* WHAT THIS TASK INVOLVES *
Select the lines that hold the word "Ecosystem" and copy each one.

>> begin RECORD EXTRACTS

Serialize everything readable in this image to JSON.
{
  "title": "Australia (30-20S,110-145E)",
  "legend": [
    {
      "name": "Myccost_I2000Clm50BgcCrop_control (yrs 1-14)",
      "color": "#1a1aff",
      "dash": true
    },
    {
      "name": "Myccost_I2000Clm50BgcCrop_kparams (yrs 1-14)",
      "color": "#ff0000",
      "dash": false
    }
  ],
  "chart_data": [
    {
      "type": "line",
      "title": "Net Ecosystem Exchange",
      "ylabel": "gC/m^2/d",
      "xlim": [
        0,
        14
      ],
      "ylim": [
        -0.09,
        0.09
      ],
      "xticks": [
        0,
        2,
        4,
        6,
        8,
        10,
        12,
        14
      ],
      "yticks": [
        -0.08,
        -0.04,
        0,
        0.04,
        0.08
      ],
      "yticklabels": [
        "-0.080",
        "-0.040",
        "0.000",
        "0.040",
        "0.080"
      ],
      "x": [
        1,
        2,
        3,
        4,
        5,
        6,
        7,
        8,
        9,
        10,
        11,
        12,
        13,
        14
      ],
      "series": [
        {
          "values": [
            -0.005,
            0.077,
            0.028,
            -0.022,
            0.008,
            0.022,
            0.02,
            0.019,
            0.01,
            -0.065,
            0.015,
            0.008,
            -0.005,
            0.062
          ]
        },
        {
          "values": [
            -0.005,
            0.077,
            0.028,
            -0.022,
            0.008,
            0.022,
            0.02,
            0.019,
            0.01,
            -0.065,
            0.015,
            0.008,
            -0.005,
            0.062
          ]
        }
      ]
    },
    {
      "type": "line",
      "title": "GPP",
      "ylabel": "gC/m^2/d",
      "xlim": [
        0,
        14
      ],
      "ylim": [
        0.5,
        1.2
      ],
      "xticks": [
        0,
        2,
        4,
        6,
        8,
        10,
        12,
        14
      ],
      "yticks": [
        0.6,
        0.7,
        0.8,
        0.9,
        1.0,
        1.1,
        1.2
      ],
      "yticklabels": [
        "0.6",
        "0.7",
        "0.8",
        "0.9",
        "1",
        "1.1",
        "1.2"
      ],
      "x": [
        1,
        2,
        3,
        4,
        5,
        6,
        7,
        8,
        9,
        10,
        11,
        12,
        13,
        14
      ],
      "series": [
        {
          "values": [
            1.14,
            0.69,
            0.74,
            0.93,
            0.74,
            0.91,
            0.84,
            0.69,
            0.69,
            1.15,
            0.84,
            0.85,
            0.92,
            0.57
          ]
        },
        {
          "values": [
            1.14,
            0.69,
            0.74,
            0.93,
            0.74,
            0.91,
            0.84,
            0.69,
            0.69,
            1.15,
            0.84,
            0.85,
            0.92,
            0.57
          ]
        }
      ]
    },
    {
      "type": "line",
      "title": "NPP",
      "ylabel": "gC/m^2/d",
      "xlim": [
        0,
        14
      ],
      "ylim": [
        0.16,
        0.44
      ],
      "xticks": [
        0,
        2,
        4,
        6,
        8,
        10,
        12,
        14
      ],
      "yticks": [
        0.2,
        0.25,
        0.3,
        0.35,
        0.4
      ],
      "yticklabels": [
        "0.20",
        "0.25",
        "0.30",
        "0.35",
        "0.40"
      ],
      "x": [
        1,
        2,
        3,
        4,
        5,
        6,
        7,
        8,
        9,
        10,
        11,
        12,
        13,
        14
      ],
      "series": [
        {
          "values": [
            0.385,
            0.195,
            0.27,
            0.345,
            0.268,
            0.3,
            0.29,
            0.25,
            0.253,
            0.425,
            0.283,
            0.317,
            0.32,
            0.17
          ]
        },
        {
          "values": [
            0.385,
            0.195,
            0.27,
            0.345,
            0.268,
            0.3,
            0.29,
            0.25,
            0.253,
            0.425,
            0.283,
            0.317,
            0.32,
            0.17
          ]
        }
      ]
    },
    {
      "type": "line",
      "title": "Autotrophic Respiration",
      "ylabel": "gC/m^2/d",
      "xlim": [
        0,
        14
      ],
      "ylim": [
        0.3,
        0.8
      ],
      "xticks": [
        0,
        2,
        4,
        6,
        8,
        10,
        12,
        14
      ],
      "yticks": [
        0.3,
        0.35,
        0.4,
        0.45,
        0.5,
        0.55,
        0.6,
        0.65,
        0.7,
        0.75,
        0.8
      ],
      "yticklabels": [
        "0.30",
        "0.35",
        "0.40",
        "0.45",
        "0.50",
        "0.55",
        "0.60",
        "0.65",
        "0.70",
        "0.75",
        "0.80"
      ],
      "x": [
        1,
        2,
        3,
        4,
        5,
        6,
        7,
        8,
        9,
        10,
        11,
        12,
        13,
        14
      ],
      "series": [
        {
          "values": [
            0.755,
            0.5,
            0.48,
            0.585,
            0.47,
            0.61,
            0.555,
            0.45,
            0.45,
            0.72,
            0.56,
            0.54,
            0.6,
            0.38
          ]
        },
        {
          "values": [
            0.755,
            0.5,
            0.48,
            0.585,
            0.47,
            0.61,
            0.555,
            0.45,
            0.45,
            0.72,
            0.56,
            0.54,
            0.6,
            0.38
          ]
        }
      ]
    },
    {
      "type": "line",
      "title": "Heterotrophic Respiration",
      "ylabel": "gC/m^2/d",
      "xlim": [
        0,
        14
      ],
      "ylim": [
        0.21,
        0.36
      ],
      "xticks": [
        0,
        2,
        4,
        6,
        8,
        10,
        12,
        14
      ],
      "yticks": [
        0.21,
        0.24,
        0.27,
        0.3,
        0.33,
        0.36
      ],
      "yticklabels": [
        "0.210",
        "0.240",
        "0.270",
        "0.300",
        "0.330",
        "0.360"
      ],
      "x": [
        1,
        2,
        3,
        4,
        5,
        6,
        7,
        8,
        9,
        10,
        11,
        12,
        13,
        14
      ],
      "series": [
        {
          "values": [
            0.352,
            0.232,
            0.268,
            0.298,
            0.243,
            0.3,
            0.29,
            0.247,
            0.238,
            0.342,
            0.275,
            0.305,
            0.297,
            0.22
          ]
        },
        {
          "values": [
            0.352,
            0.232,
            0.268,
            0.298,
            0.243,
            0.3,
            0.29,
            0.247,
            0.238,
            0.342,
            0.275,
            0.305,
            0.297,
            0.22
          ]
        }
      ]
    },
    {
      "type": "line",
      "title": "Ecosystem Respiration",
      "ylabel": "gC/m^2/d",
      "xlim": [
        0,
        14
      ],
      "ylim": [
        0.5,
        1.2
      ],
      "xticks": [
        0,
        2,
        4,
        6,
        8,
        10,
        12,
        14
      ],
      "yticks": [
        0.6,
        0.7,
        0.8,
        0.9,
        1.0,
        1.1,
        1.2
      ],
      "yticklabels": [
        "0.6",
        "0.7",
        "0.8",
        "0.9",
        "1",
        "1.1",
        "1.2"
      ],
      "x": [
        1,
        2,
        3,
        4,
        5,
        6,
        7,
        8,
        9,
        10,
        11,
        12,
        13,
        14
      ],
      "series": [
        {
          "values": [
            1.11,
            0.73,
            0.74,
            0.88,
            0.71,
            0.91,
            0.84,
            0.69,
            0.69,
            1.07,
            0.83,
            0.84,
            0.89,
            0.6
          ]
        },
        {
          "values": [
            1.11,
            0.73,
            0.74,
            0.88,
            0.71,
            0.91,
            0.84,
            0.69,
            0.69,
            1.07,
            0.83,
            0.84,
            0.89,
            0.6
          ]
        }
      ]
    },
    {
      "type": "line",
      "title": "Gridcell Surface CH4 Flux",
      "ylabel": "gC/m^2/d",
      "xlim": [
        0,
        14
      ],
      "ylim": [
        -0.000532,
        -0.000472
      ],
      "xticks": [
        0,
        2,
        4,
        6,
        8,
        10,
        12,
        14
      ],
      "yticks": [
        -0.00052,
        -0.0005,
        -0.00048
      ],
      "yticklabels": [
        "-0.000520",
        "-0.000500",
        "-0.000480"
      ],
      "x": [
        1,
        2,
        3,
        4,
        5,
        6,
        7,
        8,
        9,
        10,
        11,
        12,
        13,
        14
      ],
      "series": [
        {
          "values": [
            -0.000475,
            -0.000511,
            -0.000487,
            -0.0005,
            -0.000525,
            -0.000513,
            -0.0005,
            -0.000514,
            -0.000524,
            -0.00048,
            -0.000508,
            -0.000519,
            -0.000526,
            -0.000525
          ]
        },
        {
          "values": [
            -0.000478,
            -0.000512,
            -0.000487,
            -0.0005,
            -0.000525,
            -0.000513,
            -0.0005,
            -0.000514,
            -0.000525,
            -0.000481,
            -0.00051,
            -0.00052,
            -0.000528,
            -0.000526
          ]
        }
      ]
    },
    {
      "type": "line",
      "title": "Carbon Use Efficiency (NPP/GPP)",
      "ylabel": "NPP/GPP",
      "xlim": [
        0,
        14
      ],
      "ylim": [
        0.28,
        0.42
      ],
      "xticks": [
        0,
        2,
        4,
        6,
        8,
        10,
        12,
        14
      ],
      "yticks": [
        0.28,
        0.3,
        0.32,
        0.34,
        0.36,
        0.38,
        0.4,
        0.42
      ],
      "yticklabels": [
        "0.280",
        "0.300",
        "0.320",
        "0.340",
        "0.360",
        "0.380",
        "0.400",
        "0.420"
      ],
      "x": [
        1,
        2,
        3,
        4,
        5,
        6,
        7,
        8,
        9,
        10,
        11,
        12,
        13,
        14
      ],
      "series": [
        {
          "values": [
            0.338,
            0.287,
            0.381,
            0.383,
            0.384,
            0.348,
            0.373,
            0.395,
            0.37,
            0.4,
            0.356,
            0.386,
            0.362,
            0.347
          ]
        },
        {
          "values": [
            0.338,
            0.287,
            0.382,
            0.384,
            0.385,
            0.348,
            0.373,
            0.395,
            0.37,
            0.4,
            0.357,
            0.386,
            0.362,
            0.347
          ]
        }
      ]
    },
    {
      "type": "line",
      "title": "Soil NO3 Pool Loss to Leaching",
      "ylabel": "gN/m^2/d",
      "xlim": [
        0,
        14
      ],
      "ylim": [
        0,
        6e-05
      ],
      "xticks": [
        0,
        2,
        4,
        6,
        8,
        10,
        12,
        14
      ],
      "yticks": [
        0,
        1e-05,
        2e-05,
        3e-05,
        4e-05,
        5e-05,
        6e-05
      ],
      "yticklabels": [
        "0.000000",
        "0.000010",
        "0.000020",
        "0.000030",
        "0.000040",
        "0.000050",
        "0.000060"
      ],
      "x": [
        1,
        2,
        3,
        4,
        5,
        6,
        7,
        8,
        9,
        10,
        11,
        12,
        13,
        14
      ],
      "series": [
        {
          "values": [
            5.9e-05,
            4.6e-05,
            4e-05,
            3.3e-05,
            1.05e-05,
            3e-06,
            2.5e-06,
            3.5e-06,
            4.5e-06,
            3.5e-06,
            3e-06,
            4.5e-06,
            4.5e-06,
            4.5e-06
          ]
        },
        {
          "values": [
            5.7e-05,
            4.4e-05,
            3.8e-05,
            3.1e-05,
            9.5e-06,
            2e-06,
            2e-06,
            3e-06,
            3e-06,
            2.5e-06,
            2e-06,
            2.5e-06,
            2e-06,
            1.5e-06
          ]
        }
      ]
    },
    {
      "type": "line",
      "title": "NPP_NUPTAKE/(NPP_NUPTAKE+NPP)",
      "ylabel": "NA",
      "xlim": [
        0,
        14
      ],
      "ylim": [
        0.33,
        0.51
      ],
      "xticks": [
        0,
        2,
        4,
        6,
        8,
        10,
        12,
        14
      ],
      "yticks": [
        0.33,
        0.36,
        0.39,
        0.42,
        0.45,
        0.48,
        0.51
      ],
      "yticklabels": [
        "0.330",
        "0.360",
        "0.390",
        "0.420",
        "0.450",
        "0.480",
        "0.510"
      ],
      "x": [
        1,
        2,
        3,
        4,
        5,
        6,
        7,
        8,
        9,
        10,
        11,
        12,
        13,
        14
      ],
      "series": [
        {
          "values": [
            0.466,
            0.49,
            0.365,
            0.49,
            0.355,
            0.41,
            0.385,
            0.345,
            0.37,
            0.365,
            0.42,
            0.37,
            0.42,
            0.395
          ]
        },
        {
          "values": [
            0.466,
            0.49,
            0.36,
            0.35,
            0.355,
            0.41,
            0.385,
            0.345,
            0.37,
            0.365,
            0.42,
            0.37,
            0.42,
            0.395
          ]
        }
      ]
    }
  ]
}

>> end RECORD EXTRACTS

* SOLUTION *
      "title": "Net Ecosystem Exchange",
      "title": "Ecosystem Respiration",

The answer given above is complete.